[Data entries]
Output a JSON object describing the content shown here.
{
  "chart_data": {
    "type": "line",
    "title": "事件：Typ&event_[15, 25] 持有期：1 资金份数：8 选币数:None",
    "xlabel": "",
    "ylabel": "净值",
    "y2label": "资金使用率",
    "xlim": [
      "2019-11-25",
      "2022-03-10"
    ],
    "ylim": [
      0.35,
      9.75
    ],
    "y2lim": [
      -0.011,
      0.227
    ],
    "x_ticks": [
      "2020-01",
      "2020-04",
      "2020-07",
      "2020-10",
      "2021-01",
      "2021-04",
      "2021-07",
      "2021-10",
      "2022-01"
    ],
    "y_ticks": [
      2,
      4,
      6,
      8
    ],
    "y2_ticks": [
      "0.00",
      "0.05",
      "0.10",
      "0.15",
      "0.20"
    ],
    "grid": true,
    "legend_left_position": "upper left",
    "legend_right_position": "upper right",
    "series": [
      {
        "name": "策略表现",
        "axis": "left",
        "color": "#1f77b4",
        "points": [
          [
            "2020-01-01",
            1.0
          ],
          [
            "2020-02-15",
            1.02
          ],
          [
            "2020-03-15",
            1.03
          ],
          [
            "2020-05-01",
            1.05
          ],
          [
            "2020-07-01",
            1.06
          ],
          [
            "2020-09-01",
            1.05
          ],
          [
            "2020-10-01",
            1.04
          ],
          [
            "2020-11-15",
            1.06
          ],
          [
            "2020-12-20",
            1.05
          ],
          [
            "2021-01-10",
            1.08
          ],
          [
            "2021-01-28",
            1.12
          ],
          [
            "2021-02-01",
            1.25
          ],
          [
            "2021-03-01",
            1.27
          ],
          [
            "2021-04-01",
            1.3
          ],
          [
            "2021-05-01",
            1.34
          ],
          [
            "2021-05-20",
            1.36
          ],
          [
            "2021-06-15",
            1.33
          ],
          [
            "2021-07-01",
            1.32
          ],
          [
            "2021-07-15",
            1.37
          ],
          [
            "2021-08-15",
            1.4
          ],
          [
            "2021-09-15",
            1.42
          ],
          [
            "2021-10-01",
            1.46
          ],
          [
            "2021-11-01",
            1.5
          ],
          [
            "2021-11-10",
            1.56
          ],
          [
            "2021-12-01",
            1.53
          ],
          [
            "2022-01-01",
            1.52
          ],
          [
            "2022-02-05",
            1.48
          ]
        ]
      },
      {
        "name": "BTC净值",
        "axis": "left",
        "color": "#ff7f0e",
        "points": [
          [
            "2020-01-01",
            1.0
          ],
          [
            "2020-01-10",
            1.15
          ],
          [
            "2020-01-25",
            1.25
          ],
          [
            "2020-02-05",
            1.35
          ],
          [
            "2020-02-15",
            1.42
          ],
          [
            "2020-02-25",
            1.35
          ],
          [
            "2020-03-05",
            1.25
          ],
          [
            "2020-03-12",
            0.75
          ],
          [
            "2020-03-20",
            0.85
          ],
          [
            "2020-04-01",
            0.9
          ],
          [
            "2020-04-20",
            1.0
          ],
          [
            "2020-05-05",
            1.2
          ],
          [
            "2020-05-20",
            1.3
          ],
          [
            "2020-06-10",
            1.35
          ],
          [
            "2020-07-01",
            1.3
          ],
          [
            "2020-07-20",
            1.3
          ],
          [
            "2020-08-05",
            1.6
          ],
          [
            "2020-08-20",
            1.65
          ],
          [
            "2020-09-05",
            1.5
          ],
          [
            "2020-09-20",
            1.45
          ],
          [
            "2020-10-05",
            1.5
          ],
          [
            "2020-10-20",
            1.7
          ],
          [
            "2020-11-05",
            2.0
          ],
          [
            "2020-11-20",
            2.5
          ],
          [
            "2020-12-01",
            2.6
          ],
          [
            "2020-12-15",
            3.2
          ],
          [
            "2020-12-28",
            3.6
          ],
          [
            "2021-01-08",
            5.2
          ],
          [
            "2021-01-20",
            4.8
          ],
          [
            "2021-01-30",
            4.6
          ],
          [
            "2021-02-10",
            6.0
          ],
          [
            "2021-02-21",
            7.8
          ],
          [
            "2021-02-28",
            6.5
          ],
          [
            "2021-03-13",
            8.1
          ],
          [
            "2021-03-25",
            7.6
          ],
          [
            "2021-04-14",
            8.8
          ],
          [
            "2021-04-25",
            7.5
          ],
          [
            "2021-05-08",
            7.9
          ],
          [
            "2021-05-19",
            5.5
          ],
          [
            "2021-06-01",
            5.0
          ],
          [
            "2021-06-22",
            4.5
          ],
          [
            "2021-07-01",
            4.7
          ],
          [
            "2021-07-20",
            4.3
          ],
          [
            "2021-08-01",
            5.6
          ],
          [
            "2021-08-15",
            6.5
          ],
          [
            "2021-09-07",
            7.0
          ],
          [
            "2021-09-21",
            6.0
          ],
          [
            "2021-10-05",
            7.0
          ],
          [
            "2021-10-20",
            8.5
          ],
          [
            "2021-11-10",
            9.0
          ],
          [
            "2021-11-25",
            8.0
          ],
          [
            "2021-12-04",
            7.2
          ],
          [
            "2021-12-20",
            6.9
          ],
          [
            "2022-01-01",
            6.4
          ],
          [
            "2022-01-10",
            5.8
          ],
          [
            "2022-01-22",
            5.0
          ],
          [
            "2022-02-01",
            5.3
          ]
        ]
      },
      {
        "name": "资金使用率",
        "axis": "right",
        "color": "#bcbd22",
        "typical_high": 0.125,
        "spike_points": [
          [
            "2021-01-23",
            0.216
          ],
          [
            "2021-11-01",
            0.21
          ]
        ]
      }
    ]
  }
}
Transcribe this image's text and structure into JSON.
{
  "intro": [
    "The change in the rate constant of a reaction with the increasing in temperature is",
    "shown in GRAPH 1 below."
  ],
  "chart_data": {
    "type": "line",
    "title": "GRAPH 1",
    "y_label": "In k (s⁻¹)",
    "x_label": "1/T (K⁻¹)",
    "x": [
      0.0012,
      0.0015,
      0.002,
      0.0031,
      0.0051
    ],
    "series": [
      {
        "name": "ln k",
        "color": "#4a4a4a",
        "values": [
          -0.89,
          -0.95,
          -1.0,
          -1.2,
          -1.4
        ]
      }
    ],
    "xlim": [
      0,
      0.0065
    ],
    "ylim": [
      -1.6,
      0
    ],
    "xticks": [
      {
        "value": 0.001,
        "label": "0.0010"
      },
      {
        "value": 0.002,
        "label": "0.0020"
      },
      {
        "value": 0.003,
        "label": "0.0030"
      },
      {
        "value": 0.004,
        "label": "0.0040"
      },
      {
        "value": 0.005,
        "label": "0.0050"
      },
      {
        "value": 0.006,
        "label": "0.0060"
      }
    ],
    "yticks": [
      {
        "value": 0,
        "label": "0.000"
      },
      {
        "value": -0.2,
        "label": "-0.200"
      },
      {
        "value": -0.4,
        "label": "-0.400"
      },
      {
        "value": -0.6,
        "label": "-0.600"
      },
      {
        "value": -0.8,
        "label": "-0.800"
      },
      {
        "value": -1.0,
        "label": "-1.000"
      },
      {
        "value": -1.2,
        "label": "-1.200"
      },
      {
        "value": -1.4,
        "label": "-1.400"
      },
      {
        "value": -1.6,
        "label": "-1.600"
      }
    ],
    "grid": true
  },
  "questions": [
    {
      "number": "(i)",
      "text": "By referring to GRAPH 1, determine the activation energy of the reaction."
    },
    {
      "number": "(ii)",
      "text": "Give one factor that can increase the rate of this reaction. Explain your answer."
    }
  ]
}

TASK: Take each line of the material that contains the word "color" and list it.

EXPECTED OUTPUT:
        "color": "#1f77b4",
        "color": "#ff7f0e",
        "color": "#bcbd22",
        "color": "#4a4a4a",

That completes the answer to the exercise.